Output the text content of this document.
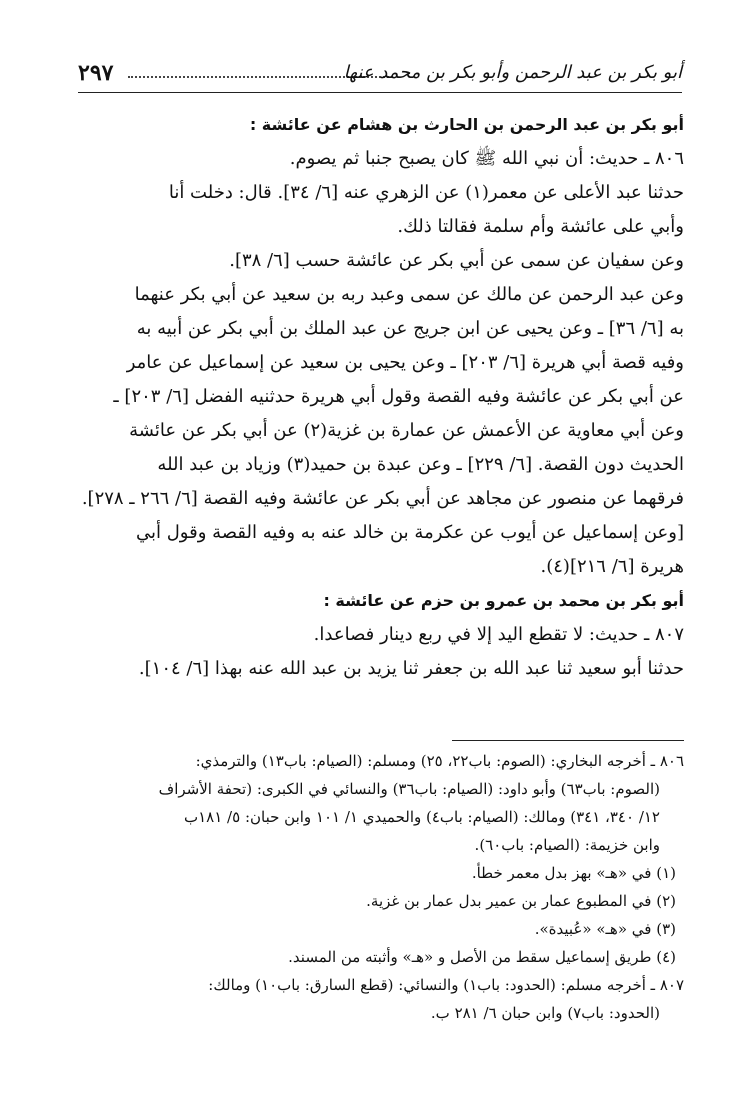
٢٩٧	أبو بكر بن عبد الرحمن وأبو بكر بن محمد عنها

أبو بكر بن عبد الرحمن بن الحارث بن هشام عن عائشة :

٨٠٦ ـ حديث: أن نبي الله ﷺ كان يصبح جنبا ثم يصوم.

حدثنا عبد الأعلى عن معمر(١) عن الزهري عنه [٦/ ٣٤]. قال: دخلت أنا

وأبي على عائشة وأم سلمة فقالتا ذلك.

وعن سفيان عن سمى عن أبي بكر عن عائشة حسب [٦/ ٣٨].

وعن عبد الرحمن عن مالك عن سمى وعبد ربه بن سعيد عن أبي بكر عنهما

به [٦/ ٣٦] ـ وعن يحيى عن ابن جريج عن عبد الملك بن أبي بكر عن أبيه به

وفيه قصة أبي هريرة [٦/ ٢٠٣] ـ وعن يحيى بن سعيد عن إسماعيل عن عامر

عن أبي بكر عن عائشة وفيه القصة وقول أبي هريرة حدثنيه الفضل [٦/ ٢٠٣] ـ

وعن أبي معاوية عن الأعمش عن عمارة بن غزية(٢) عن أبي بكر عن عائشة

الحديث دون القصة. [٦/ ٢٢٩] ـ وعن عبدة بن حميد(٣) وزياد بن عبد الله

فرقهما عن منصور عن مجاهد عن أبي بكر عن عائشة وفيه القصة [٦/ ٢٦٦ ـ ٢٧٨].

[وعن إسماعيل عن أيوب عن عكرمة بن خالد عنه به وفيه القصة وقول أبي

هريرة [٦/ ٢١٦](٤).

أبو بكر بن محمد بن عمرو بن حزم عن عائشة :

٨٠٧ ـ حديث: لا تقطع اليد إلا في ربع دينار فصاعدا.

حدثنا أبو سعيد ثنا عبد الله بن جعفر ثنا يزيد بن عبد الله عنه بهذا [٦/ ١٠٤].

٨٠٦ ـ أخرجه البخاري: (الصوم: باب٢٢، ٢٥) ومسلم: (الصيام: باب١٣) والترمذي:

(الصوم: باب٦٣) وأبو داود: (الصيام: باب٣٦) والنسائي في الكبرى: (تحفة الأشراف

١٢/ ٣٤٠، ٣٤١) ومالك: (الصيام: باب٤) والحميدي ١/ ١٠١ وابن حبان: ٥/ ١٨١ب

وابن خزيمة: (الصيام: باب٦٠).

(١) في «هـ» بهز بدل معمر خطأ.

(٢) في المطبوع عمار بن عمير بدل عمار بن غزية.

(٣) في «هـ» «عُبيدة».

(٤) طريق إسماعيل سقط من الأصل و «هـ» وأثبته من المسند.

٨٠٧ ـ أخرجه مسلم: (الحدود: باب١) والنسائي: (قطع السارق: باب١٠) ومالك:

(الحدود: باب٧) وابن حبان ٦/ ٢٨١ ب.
· · · · · · ·
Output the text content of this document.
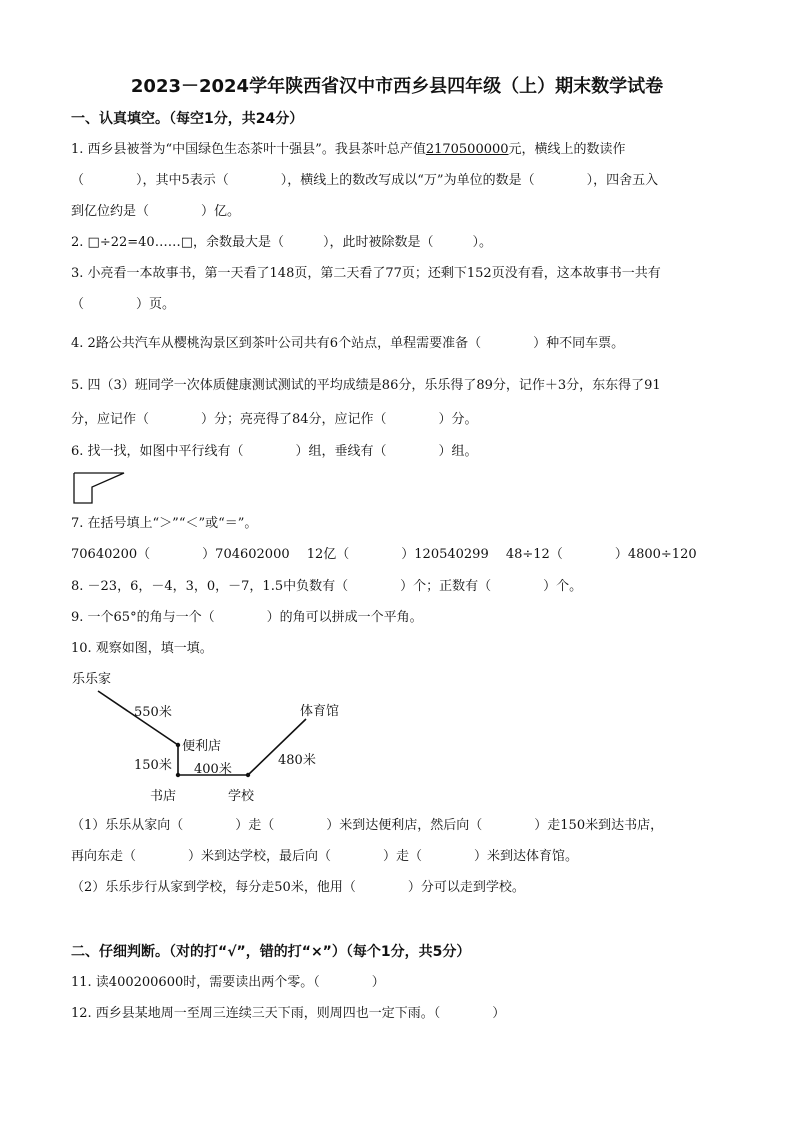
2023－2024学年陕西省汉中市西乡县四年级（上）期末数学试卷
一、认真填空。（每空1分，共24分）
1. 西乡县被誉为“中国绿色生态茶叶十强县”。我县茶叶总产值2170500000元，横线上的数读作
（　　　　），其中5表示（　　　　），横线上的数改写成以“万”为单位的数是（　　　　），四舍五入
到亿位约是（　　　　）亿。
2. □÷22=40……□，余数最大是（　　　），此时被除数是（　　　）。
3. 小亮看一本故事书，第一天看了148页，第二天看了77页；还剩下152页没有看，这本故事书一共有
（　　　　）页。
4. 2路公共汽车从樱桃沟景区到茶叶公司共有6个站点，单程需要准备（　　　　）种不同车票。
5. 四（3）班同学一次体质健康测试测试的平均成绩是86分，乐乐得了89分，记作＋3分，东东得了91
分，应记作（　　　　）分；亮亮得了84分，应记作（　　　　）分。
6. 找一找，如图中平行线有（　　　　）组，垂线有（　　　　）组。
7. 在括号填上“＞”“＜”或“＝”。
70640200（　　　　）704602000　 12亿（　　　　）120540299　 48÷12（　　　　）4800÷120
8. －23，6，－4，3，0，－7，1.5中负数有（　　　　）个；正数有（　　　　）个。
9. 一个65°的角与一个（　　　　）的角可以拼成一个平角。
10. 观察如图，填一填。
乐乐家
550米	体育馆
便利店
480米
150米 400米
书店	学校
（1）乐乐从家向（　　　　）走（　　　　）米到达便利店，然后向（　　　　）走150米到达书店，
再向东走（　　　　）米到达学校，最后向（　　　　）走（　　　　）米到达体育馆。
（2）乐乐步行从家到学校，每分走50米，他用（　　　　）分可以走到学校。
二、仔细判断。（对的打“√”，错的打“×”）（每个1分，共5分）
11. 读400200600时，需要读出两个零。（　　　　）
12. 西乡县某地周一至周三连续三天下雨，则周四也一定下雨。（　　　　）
· · · · · · ·
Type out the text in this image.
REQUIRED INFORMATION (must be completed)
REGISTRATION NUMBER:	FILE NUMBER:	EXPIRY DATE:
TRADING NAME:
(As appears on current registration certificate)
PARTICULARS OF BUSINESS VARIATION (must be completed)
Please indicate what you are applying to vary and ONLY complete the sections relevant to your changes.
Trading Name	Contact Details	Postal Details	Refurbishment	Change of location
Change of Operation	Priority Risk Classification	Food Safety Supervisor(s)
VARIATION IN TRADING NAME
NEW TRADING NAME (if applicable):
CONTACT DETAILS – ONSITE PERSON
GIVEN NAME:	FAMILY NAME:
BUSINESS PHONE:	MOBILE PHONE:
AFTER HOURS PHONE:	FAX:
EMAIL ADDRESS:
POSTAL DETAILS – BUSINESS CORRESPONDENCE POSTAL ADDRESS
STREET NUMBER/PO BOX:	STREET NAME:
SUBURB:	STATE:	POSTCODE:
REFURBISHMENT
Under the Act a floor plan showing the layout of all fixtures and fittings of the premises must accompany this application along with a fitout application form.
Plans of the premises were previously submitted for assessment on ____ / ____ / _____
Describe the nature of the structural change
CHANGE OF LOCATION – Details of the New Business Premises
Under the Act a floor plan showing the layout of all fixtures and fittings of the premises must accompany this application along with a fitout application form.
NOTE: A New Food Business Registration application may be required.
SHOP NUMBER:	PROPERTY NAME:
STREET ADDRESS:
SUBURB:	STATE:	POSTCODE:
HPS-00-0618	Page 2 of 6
· · · · · · ·
WHAT YOU HAVE TO DO: Scan the material above for the string "يحيى" and report each line where you find it.

SOLUTION:
به [٦/ ٣٦] ـ وعن يحيى عن ابن جريج عن عبد الملك بن أبي بكر عن أبيه به
وفيه قصة أبي هريرة [٦/ ٢٠٣] ـ وعن يحيى بن سعيد عن إسماعيل عن عامر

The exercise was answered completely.